Pick out every line with the word "gian" and copy it.

[Start of Record excerpts]

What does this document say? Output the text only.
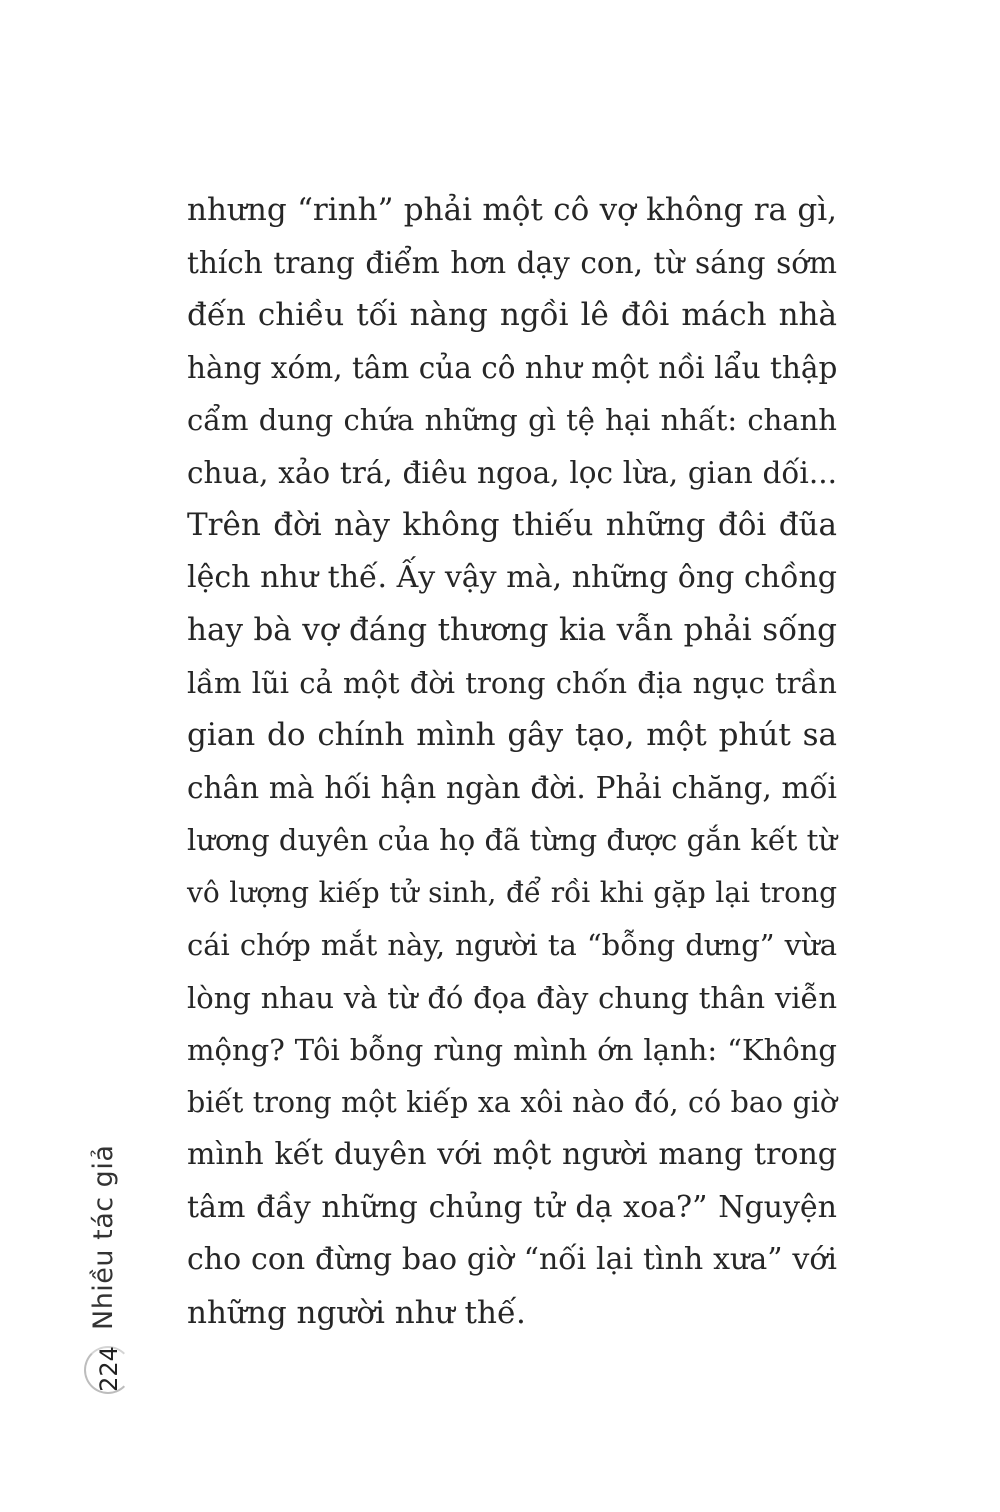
nhưng “rinh” phải một cô vợ không ra gì,
thích trang điểm hơn dạy con, từ sáng sớm
đến chiều tối nàng ngồi lê đôi mách nhà
hàng xóm, tâm của cô như một nồi lẩu thập
cẩm dung chứa những gì tệ hại nhất: chanh
chua, xảo trá, điêu ngoa, lọc lừa, gian dối...
Trên đời này không thiếu những đôi đũa
lệch như thế. Ấy vậy mà, những ông chồng
hay bà vợ đáng thương kia vẫn phải sống
lầm lũi cả một đời trong chốn địa ngục trần
gian do chính mình gây tạo, một phút sa
chân mà hối hận ngàn đời. Phải chăng, mối
lương duyên của họ đã từng được gắn kết từ
vô lượng kiếp tử sinh, để rồi khi gặp lại trong
cái chớp mắt này, người ta “bỗng dưng” vừa
lòng nhau và từ đó đọa đày chung thân viễn
mộng? Tôi bỗng rùng mình ớn lạnh: “Không
biết trong một kiếp xa xôi nào đó, có bao giờ
mình kết duyên với một người mang trong
tâm đầy những chủng tử dạ xoa?” Nguyện
cho con đừng bao giờ “nối lại tình xưa” với
những người như thế.
Nhiều tác giả
224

[End of Record excerpts]

Result of this task:
chua, xảo trá, điêu ngoa, lọc lừa, gian dối...
gian do chính mình gây tạo, một phút sa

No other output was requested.